## Data excerpts
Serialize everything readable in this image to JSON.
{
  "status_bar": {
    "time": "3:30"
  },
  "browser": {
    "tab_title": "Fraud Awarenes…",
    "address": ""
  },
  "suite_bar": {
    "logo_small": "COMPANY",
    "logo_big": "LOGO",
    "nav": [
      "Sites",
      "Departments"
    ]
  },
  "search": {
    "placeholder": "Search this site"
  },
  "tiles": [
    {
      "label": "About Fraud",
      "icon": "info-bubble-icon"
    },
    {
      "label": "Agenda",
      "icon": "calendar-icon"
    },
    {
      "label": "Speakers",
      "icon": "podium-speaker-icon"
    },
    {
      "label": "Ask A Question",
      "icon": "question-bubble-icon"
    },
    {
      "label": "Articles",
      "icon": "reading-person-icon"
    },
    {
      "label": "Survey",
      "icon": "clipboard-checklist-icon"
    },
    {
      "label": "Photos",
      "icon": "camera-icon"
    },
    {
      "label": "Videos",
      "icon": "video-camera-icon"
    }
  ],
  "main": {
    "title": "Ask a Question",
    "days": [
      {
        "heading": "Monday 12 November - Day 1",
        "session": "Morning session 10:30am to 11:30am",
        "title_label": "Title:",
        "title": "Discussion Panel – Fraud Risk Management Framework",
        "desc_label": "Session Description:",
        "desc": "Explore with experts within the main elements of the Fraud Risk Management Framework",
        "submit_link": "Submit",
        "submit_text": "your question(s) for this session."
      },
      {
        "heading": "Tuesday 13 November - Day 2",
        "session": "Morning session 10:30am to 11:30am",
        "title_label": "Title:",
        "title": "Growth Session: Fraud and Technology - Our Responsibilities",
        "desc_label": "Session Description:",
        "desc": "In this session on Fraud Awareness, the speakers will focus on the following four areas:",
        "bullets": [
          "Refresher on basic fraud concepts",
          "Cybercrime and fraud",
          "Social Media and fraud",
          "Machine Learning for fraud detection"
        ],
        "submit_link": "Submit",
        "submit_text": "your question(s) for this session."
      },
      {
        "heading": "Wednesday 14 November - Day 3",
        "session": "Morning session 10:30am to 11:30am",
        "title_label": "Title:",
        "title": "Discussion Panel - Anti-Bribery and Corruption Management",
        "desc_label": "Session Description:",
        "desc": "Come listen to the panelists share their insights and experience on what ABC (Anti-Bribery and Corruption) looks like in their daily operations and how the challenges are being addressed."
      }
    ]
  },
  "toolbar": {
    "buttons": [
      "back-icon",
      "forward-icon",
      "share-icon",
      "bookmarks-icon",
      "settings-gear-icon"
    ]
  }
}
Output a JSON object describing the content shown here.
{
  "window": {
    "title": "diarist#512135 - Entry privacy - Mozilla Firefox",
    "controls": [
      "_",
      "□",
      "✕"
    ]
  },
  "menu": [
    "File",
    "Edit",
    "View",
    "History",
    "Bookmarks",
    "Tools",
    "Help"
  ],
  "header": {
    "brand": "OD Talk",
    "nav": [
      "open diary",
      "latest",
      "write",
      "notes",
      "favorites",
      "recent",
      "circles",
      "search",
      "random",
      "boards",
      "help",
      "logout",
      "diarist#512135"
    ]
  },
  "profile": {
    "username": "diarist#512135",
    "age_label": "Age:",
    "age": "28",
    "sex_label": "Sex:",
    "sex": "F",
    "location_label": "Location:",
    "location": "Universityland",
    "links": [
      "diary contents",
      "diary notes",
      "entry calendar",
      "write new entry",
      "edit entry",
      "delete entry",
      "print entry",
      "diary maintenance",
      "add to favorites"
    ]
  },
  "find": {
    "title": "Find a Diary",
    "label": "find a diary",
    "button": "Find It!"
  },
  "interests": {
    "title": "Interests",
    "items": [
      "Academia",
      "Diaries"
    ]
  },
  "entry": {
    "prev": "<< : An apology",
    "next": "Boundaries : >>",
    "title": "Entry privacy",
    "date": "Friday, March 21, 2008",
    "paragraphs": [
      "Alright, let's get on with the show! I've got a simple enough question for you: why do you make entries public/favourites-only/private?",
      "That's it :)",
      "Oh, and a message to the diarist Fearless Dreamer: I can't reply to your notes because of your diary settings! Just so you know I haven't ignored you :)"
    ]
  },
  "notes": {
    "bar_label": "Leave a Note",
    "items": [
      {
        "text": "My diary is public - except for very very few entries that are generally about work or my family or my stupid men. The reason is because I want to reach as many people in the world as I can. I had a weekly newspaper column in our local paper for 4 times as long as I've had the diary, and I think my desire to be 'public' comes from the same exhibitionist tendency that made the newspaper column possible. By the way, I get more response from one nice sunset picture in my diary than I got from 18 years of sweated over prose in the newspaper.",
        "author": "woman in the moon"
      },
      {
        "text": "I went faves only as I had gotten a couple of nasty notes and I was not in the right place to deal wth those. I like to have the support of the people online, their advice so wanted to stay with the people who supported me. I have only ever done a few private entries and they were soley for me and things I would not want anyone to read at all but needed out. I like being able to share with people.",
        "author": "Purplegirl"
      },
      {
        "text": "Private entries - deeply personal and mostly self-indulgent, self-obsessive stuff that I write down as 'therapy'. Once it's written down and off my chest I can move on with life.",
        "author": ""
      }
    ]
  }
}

## Task to carry out
Write out all the records above again, exactly as they stand.

## Result of this exercise
Serialize everything readable in this image to JSON.
{
  "status_bar": {
    "time": "3:30"
  },
  "browser": {
    "tab_title": "Fraud Awarenes…",
    "address": ""
  },
  "suite_bar": {
    "logo_small": "COMPANY",
    "logo_big": "LOGO",
    "nav": [
      "Sites",
      "Departments"
    ]
  },
  "search": {
    "placeholder": "Search this site"
  },
  "tiles": [
    {
      "label": "About Fraud",
      "icon": "info-bubble-icon"
    },
    {
      "label": "Agenda",
      "icon": "calendar-icon"
    },
    {
      "label": "Speakers",
      "icon": "podium-speaker-icon"
    },
    {
      "label": "Ask A Question",
      "icon": "question-bubble-icon"
    },
    {
      "label": "Articles",
      "icon": "reading-person-icon"
    },
    {
      "label": "Survey",
      "icon": "clipboard-checklist-icon"
    },
    {
      "label": "Photos",
      "icon": "camera-icon"
    },
    {
      "label": "Videos",
      "icon": "video-camera-icon"
    }
  ],
  "main": {
    "title": "Ask a Question",
    "days": [
      {
        "heading": "Monday 12 November - Day 1",
        "session": "Morning session 10:30am to 11:30am",
        "title_label": "Title:",
        "title": "Discussion Panel – Fraud Risk Management Framework",
        "desc_label": "Session Description:",
        "desc": "Explore with experts within the main elements of the Fraud Risk Management Framework",
        "submit_link": "Submit",
        "submit_text": "your question(s) for this session."
      },
      {
        "heading": "Tuesday 13 November - Day 2",
        "session": "Morning session 10:30am to 11:30am",
        "title_label": "Title:",
        "title": "Growth Session: Fraud and Technology - Our Responsibilities",
        "desc_label": "Session Description:",
        "desc": "In this session on Fraud Awareness, the speakers will focus on the following four areas:",
        "bullets": [
          "Refresher on basic fraud concepts",
          "Cybercrime and fraud",
          "Social Media and fraud",
          "Machine Learning for fraud detection"
        ],
        "submit_link": "Submit",
        "submit_text": "your question(s) for this session."
      },
      {
        "heading": "Wednesday 14 November - Day 3",
        "session": "Morning session 10:30am to 11:30am",
        "title_label": "Title:",
        "title": "Discussion Panel - Anti-Bribery and Corruption Management",
        "desc_label": "Session Description:",
        "desc": "Come listen to the panelists share their insights and experience on what ABC (Anti-Bribery and Corruption) looks like in their daily operations and how the challenges are being addressed."
      }
    ]
  },
  "toolbar": {
    "buttons": [
      "back-icon",
      "forward-icon",
      "share-icon",
      "bookmarks-icon",
      "settings-gear-icon"
    ]
  }
}
Output a JSON object describing the content shown here.
{
  "window": {
    "title": "diarist#512135 - Entry privacy - Mozilla Firefox",
    "controls": [
      "_",
      "□",
      "✕"
    ]
  },
  "menu": [
    "File",
    "Edit",
    "View",
    "History",
    "Bookmarks",
    "Tools",
    "Help"
  ],
  "header": {
    "brand": "OD Talk",
    "nav": [
      "open diary",
      "latest",
      "write",
      "notes",
      "favorites",
      "recent",
      "circles",
      "search",
      "random",
      "boards",
      "help",
      "logout",
      "diarist#512135"
    ]
  },
  "profile": {
    "username": "diarist#512135",
    "age_label": "Age:",
    "age": "28",
    "sex_label": "Sex:",
    "sex": "F",
    "location_label": "Location:",
    "location": "Universityland",
    "links": [
      "diary contents",
      "diary notes",
      "entry calendar",
      "write new entry",
      "edit entry",
      "delete entry",
      "print entry",
      "diary maintenance",
      "add to favorites"
    ]
  },
  "find": {
    "title": "Find a Diary",
    "label": "find a diary",
    "button": "Find It!"
  },
  "interests": {
    "title": "Interests",
    "items": [
      "Academia",
      "Diaries"
    ]
  },
  "entry": {
    "prev": "<< : An apology",
    "next": "Boundaries : >>",
    "title": "Entry privacy",
    "date": "Friday, March 21, 2008",
    "paragraphs": [
      "Alright, let's get on with the show! I've got a simple enough question for you: why do you make entries public/favourites-only/private?",
      "That's it :)",
      "Oh, and a message to the diarist Fearless Dreamer: I can't reply to your notes because of your diary settings! Just so you know I haven't ignored you :)"
    ]
  },
  "notes": {
    "bar_label": "Leave a Note",
    "items": [
      {
        "text": "My diary is public - except for very very few entries that are generally about work or my family or my stupid men. The reason is because I want to reach as many people in the world as I can. I had a weekly newspaper column in our local paper for 4 times as long as I've had the diary, and I think my desire to be 'public' comes from the same exhibitionist tendency that made the newspaper column possible. By the way, I get more response from one nice sunset picture in my diary than I got from 18 years of sweated over prose in the newspaper.",
        "author": "woman in the moon"
      },
      {
        "text": "I went faves only as I had gotten a couple of nasty notes and I was not in the right place to deal wth those. I like to have the support of the people online, their advice so wanted to stay with the people who supported me. I have only ever done a few private entries and they were soley for me and things I would not want anyone to read at all but needed out. I like being able to share with people.",
        "author": "Purplegirl"
      },
      {
        "text": "Private entries - deeply personal and mostly self-indulgent, self-obsessive stuff that I write down as 'therapy'. Once it's written down and off my chest I can move on with life.",
        "author": ""
      }
    ]
  }
}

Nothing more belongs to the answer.